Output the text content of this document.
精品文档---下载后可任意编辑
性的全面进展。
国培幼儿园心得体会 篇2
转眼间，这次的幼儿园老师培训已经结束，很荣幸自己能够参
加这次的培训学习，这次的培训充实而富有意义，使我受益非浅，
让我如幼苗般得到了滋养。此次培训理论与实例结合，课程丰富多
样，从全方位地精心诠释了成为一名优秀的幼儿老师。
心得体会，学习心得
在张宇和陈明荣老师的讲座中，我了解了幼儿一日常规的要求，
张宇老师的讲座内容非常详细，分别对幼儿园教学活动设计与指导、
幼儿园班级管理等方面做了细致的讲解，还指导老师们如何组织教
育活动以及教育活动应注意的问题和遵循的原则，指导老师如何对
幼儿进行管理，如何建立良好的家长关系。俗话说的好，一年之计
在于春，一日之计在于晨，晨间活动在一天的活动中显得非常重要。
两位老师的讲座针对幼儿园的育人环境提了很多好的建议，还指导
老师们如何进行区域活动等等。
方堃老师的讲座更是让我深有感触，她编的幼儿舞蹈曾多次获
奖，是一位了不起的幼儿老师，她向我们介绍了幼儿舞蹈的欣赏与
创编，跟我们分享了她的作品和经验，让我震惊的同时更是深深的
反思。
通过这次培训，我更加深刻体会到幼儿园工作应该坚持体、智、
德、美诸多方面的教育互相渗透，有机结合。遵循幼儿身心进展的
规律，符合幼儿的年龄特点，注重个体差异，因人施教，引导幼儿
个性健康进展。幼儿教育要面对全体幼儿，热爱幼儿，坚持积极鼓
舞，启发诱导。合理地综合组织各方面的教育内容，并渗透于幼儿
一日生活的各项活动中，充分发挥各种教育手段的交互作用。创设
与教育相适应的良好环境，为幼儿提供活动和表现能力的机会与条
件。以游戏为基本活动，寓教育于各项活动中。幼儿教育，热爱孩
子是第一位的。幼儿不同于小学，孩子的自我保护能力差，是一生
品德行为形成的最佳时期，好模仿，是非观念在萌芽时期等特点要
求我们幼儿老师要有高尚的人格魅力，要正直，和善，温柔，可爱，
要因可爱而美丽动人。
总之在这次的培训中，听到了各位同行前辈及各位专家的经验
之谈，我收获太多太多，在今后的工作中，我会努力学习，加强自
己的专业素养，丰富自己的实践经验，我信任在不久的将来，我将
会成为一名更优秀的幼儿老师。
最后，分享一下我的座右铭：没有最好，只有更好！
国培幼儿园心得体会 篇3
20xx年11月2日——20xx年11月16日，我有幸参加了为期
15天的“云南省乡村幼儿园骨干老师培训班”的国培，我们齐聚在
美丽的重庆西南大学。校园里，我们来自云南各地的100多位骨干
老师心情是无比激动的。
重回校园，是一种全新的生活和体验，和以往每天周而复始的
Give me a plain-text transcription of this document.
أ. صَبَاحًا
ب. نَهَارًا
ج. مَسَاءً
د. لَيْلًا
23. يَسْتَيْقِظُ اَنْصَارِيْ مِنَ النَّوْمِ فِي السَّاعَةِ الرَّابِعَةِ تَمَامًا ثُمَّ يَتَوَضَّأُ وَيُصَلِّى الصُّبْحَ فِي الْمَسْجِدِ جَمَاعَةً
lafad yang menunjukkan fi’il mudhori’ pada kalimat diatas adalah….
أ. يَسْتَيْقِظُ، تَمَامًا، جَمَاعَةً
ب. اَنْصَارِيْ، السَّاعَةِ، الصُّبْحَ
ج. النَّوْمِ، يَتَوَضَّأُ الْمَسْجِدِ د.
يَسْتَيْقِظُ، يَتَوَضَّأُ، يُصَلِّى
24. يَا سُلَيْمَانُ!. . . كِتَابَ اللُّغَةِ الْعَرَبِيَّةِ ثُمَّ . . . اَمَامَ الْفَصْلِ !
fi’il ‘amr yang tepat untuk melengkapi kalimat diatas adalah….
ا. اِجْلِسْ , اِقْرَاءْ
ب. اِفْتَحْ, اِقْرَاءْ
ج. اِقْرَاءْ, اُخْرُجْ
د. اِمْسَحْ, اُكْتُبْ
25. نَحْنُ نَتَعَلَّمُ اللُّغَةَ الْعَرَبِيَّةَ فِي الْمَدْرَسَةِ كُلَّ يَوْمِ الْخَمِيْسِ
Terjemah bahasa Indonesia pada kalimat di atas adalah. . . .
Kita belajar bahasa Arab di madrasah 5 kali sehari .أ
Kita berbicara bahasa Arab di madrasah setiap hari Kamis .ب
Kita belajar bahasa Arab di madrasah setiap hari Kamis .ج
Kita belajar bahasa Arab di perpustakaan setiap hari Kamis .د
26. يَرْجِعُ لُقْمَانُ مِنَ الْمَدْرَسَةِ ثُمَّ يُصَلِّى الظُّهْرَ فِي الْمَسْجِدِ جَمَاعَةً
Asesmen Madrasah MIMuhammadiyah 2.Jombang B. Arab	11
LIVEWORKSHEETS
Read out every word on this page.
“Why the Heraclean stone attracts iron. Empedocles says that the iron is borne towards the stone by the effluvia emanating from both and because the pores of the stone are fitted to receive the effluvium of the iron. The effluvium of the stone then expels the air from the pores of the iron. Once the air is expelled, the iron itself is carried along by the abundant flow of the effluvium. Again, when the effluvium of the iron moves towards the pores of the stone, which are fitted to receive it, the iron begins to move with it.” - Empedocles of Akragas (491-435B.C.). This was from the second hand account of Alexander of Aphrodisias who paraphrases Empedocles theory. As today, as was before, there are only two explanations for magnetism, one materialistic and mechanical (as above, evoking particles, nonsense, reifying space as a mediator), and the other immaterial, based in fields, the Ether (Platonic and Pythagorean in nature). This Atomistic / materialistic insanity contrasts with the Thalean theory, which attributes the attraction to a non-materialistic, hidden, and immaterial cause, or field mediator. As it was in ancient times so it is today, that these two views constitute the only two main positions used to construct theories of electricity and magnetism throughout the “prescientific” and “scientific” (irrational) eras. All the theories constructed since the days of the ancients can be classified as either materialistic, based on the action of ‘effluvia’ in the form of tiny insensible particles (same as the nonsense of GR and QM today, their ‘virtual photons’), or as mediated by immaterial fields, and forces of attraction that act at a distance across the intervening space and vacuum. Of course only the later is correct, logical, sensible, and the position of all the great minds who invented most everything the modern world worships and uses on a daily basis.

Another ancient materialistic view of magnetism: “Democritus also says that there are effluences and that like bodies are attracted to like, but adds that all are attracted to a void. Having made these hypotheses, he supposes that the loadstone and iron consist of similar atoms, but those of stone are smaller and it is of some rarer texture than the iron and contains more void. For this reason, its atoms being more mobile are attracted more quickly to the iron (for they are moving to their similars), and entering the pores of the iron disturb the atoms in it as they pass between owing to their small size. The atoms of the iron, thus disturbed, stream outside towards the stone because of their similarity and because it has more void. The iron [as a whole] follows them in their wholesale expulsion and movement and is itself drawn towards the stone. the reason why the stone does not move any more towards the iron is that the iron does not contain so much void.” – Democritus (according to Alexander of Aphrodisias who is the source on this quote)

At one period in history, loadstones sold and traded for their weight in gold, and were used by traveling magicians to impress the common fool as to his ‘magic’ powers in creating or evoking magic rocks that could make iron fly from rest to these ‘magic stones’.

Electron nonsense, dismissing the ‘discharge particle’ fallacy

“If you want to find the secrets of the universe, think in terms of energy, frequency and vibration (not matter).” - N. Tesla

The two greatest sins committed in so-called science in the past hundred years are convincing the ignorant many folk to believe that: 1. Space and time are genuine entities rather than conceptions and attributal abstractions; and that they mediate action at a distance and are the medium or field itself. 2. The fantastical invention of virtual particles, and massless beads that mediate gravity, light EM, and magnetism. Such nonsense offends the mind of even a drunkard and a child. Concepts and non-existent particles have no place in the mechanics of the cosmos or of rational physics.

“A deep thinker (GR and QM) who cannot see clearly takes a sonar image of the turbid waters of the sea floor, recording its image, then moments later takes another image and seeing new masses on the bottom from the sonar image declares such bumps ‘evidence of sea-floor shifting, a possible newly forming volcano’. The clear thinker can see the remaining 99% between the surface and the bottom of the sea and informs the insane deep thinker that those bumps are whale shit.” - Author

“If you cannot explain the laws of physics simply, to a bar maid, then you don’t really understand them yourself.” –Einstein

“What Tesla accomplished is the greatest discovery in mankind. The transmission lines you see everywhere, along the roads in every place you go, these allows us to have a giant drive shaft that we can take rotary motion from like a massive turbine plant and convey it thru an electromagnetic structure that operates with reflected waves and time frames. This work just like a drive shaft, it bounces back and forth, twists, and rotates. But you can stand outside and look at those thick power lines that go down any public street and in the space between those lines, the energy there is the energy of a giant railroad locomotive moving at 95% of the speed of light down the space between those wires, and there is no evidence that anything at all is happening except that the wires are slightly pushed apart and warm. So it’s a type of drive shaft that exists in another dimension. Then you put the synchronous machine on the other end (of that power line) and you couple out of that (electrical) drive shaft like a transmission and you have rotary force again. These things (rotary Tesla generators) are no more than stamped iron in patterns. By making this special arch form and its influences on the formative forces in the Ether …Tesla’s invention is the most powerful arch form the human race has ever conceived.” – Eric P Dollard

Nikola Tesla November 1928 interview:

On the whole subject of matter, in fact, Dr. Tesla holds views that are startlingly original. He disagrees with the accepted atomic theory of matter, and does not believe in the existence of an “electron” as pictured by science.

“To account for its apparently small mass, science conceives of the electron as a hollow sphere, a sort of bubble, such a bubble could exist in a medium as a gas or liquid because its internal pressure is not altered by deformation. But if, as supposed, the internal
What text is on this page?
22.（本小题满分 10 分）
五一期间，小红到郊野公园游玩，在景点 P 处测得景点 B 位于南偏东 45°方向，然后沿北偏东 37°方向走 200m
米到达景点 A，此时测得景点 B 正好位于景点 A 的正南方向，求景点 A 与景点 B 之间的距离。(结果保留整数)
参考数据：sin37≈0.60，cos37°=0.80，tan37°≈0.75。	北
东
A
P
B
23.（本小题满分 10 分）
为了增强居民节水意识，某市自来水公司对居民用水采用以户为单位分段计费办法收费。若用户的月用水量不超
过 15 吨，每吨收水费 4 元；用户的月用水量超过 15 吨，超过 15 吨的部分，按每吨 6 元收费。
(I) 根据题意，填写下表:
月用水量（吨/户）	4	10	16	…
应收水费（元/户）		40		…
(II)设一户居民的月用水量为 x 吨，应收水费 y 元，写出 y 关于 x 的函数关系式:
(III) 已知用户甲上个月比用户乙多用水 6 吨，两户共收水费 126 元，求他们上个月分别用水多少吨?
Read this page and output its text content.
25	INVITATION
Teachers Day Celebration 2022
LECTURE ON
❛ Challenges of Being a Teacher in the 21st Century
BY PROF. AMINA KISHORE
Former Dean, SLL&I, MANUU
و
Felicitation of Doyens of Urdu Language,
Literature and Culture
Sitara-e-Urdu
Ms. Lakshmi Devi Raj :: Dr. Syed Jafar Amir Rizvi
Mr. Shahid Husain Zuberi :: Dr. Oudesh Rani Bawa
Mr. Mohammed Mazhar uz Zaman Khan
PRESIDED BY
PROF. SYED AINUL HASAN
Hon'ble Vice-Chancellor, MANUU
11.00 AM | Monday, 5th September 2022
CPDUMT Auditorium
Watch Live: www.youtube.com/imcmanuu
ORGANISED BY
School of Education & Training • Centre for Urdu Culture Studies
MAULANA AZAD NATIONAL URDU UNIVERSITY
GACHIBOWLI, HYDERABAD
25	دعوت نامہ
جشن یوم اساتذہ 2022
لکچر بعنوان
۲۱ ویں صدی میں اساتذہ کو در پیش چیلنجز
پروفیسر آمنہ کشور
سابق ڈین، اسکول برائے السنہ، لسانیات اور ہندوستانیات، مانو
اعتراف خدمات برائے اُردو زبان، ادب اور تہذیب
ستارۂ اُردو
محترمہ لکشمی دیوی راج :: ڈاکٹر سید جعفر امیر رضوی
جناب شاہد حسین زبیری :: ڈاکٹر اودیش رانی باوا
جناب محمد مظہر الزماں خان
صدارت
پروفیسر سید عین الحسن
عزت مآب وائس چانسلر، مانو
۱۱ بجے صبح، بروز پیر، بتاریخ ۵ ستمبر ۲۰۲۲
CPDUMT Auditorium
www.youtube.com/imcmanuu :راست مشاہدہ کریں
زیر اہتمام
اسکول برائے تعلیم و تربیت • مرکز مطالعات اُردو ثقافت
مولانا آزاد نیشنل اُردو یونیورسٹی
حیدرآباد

# # #

**Task directions**
Report only a number: how many lines in the material above contain the string "Kita".

**Result**
4